** START **
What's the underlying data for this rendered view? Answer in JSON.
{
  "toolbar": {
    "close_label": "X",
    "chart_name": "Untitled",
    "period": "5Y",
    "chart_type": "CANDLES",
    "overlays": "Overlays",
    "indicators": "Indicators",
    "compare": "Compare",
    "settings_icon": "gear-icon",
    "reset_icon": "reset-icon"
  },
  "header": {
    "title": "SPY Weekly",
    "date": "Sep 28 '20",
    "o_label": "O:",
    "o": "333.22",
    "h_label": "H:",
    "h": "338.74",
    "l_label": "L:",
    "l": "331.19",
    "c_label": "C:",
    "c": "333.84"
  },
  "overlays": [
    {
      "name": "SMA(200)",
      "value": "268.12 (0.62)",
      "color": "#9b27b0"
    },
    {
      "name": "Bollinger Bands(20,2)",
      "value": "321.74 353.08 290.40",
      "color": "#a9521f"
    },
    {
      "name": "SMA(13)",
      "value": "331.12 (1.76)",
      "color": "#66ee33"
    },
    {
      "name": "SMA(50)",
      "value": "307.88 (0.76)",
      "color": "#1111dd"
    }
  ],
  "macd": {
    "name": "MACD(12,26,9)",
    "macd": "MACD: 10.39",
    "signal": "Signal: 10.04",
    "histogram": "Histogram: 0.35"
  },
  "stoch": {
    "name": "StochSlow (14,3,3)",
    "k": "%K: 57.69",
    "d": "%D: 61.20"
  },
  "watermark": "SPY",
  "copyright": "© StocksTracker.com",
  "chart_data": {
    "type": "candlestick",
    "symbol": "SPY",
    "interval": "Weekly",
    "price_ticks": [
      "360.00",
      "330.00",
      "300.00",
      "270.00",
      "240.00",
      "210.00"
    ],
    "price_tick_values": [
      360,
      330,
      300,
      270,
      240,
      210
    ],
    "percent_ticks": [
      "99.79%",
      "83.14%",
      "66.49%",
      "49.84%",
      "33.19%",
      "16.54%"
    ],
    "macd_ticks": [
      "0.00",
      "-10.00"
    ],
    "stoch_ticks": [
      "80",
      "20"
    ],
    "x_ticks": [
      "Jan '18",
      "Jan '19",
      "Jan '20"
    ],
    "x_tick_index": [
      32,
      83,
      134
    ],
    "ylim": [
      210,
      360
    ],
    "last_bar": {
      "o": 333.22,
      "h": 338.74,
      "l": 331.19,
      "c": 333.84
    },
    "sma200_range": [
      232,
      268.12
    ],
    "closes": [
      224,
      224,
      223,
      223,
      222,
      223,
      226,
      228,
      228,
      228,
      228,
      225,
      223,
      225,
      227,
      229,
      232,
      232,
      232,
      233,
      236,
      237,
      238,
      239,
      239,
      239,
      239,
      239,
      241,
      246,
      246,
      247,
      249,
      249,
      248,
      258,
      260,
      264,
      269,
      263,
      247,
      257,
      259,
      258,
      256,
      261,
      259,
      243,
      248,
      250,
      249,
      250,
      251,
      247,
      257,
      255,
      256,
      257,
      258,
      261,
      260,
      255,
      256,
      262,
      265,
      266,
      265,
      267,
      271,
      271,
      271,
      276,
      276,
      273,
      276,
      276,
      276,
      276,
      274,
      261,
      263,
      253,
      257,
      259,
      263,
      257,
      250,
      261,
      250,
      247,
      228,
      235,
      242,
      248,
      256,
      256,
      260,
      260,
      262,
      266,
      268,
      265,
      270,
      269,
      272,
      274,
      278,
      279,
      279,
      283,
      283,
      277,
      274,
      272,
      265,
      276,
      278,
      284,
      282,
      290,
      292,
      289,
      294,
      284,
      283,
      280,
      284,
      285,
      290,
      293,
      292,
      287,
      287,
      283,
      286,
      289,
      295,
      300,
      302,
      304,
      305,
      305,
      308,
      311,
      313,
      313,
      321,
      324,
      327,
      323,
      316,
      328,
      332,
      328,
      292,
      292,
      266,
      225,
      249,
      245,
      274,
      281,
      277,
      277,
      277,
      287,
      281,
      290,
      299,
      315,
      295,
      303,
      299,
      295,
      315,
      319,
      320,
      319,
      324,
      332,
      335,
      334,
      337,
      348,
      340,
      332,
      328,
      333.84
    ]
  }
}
** END **
EXERCISE OBJECTIVE ::
Return the listing above in full, character for character.

RESPONSE TO THE TASK ::
What's the underlying data for this rendered view? Answer in JSON.
{
  "toolbar": {
    "close_label": "X",
    "chart_name": "Untitled",
    "period": "5Y",
    "chart_type": "CANDLES",
    "overlays": "Overlays",
    "indicators": "Indicators",
    "compare": "Compare",
    "settings_icon": "gear-icon",
    "reset_icon": "reset-icon"
  },
  "header": {
    "title": "SPY Weekly",
    "date": "Sep 28 '20",
    "o_label": "O:",
    "o": "333.22",
    "h_label": "H:",
    "h": "338.74",
    "l_label": "L:",
    "l": "331.19",
    "c_label": "C:",
    "c": "333.84"
  },
  "overlays": [
    {
      "name": "SMA(200)",
      "value": "268.12 (0.62)",
      "color": "#9b27b0"
    },
    {
      "name": "Bollinger Bands(20,2)",
      "value": "321.74 353.08 290.40",
      "color": "#a9521f"
    },
    {
      "name": "SMA(13)",
      "value": "331.12 (1.76)",
      "color": "#66ee33"
    },
    {
      "name": "SMA(50)",
      "value": "307.88 (0.76)",
      "color": "#1111dd"
    }
  ],
  "macd": {
    "name": "MACD(12,26,9)",
    "macd": "MACD: 10.39",
    "signal": "Signal: 10.04",
    "histogram": "Histogram: 0.35"
  },
  "stoch": {
    "name": "StochSlow (14,3,3)",
    "k": "%K: 57.69",
    "d": "%D: 61.20"
  },
  "watermark": "SPY",
  "copyright": "© StocksTracker.com",
  "chart_data": {
    "type": "candlestick",
    "symbol": "SPY",
    "interval": "Weekly",
    "price_ticks": [
      "360.00",
      "330.00",
      "300.00",
      "270.00",
      "240.00",
      "210.00"
    ],
    "price_tick_values": [
      360,
      330,
      300,
      270,
      240,
      210
    ],
    "percent_ticks": [
      "99.79%",
      "83.14%",
      "66.49%",
      "49.84%",
      "33.19%",
      "16.54%"
    ],
    "macd_ticks": [
      "0.00",
      "-10.00"
    ],
    "stoch_ticks": [
      "80",
      "20"
    ],
    "x_ticks": [
      "Jan '18",
      "Jan '19",
      "Jan '20"
    ],
    "x_tick_index": [
      32,
      83,
      134
    ],
    "ylim": [
      210,
      360
    ],
    "last_bar": {
      "o": 333.22,
      "h": 338.74,
      "l": 331.19,
      "c": 333.84
    },
    "sma200_range": [
      232,
      268.12
    ],
    "closes": [
      224,
      224,
      223,
      223,
      222,
      223,
      226,
      228,
      228,
      228,
      228,
      225,
      223,
      225,
      227,
      229,
      232,
      232,
      232,
      233,
      236,
      237,
      238,
      239,
      239,
      239,
      239,
      239,
      241,
      246,
      246,
      247,
      249,
      249,
      248,
      258,
      260,
      264,
      269,
      263,
      247,
      257,
      259,
      258,
      256,
      261,
      259,
      243,
      248,
      250,
      249,
      250,
      251,
      247,
      257,
      255,
      256,
      257,
      258,
      261,
      260,
      255,
      256,
      262,
      265,
      266,
      265,
      267,
      271,
      271,
      271,
      276,
      276,
      273,
      276,
      276,
      276,
      276,
      274,
      261,
      263,
      253,
      257,
      259,
      263,
      257,
      250,
      261,
      250,
      247,
      228,
      235,
      242,
      248,
      256,
      256,
      260,
      260,
      262,
      266,
      268,
      265,
      270,
      269,
      272,
      274,
      278,
      279,
      279,
      283,
      283,
      277,
      274,
      272,
      265,
      276,
      278,
      284,
      282,
      290,
      292,
      289,
      294,
      284,
      283,
      280,
      284,
      285,
      290,
      293,
      292,
      287,
      287,
      283,
      286,
      289,
      295,
      300,
      302,
      304,
      305,
      305,
      308,
      311,
      313,
      313,
      321,
      324,
      327,
      323,
      316,
      328,
      332,
      328,
      292,
      292,
      266,
      225,
      249,
      245,
      274,
      281,
      277,
      277,
      277,
      287,
      281,
      290,
      299,
      315,
      295,
      303,
      299,
      295,
      315,
      319,
      320,
      319,
      324,
      332,
      335,
      334,
      337,
      348,
      340,
      332,
      328,
      333.84
    ]
  }
}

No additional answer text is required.